Dataset excerpt

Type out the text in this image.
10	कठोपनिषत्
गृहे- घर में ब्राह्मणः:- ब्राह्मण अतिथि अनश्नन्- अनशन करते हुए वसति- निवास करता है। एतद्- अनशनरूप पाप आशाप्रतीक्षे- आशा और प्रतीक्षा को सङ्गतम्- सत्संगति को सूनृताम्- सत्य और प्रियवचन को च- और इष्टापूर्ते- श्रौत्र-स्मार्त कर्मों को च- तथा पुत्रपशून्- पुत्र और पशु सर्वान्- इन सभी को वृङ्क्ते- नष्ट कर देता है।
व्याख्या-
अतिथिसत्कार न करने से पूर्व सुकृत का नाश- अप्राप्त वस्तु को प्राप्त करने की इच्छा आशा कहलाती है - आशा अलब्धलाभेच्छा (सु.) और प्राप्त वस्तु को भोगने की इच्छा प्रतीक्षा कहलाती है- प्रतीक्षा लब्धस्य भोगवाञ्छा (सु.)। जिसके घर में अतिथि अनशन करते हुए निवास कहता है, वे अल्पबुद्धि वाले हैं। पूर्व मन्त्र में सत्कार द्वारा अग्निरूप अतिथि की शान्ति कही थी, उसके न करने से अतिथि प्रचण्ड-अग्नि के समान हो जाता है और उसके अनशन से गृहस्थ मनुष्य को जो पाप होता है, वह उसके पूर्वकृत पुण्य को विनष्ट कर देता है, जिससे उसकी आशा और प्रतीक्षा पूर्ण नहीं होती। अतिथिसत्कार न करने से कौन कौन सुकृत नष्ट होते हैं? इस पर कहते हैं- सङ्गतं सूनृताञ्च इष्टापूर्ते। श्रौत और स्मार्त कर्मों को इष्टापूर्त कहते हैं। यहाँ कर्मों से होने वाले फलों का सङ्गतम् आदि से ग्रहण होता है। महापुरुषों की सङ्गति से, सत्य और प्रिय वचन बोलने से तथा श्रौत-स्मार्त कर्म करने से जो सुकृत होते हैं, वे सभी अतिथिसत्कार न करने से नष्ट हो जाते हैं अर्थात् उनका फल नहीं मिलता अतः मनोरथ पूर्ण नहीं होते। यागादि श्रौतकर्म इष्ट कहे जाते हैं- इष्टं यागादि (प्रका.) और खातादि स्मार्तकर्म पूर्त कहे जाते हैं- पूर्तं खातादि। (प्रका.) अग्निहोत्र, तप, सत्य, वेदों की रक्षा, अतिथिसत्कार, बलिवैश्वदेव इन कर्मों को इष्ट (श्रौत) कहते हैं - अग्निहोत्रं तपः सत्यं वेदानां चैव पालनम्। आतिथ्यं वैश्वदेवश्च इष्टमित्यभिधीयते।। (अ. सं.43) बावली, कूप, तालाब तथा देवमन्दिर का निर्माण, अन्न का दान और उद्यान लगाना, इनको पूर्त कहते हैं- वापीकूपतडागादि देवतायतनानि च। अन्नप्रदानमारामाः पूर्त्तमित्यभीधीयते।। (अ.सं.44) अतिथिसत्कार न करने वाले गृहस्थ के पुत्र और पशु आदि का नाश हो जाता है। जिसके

◆ PROBLEM DETAILS:
Go through the material line by line. Show each line that contains the string "अनशन".

◆ SOLUTION:
गृहे- घर में ब्राह्मणः:- ब्राह्मण अतिथि अनश्नन्- अनशन करते हुए वसति- निवास करता है। एतद्- अनशनरूप पाप आशाप्रतीक्षे- आशा और प्रतीक्षा को सङ्गतम्- सत्संगति को सूनृताम्- सत्य और प्रियवचन को च- और इष्टापूर्ते- श्रौत्र-स्मार्त कर्मों को च- तथा पुत्रपशून्- पुत्र और पशु सर्वान्- इन सभी को वृङ्क्ते- नष्ट कर देता है।
अतिथिसत्कार न करने से पूर्व सुकृत का नाश- अप्राप्त वस्तु को प्राप्त करने की इच्छा आशा कहलाती है - आशा अलब्धलाभेच्छा (सु.) और प्राप्त वस्तु को भोगने की इच्छा प्रतीक्षा कहलाती है- प्रतीक्षा लब्धस्य भोगवाञ्छा (सु.)। जिसके घर में अतिथि अनशन करते हुए निवास कहता है, वे अल्पबुद्धि वाले हैं। पूर्व मन्त्र में सत्कार द्वारा अग्निरूप अतिथि की शान्ति कही थी, उसके न करने से अतिथि प्रचण्ड-अग्नि के समान हो जाता है और उसके अनशन से गृहस्थ मनुष्य को जो पाप होता है, वह उसके पूर्वकृत पुण्य को विनष्ट कर देता है, जिससे उसकी आशा और प्रतीक्षा पूर्ण नहीं होती। अतिथिसत्कार न करने से कौन कौन सुकृत नष्ट होते हैं? इस पर कहते हैं- सङ्गतं सूनृताञ्च इष्टापूर्ते। श्रौत और स्मार्त कर्मों को इष्टापूर्त कहते हैं। यहाँ कर्मों से होने वाले फलों का सङ्गतम् आदि से ग्रहण होता है। महापुरुषों की सङ्गति से, सत्य और प्रिय वचन बोलने से तथा श्रौत-स्मार्त कर्म करने से जो सुकृत होते हैं, वे सभी अतिथिसत्कार न करने से नष्ट हो जाते हैं अर्थात् उनका फल नहीं मिलता अतः मनोरथ पूर्ण नहीं होते। यागादि श्रौतकर्म इष्ट कहे जाते हैं- इष्टं यागादि (प्रका.) और खातादि स्मार्तकर्म पूर्त कहे जाते हैं- पूर्तं खातादि। (प्रका.) अग्निहोत्र, तप, सत्य, वेदों की रक्षा, अतिथिसत्कार, बलिवैश्वदेव इन कर्मों को इष्ट (श्रौत) कहते हैं - अग्निहोत्रं तपः सत्यं वेदानां चैव पालनम्। आतिथ्यं वैश्वदेवश्च इष्टमित्यभिधीयते।। (अ. सं.43) बावली, कूप, तालाब तथा देवमन्दिर का निर्माण, अन्न का दान और उद्यान लगाना, इनको पूर्त कहते हैं- वापीकूपतडागादि देवतायतनानि च। अन्नप्रदानमारामाः पूर्त्तमित्यभीधीयते।। (अ.सं.44) अतिथिसत्कार न करने वाले गृहस्थ के पुत्र और पशु आदि का नाश हो जाता है। जिसके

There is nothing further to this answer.